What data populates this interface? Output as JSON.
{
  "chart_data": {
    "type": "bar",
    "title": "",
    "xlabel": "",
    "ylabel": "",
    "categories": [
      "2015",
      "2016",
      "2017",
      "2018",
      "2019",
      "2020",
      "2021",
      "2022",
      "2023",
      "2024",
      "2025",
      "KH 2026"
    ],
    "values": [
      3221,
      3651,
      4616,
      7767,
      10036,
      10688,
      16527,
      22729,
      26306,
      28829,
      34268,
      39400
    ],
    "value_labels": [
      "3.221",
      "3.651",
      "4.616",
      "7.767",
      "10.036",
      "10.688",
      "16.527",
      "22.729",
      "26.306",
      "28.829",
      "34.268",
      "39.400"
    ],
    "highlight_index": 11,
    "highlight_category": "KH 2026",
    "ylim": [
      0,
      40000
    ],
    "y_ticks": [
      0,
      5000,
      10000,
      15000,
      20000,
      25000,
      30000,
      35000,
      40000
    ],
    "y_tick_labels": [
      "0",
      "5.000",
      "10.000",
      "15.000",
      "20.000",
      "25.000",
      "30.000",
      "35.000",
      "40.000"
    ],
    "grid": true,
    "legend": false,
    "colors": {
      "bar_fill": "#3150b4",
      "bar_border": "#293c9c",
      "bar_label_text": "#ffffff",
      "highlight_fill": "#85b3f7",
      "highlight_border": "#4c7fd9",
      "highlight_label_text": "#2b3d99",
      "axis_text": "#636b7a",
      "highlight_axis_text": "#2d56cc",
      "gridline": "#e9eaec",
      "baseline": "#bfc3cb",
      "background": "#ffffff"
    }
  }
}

What is expected: Show the lines from the data above that contain the string "ffffff".

Written response:
      "bar_label_text": "#ffffff",
      "background": "#ffffff"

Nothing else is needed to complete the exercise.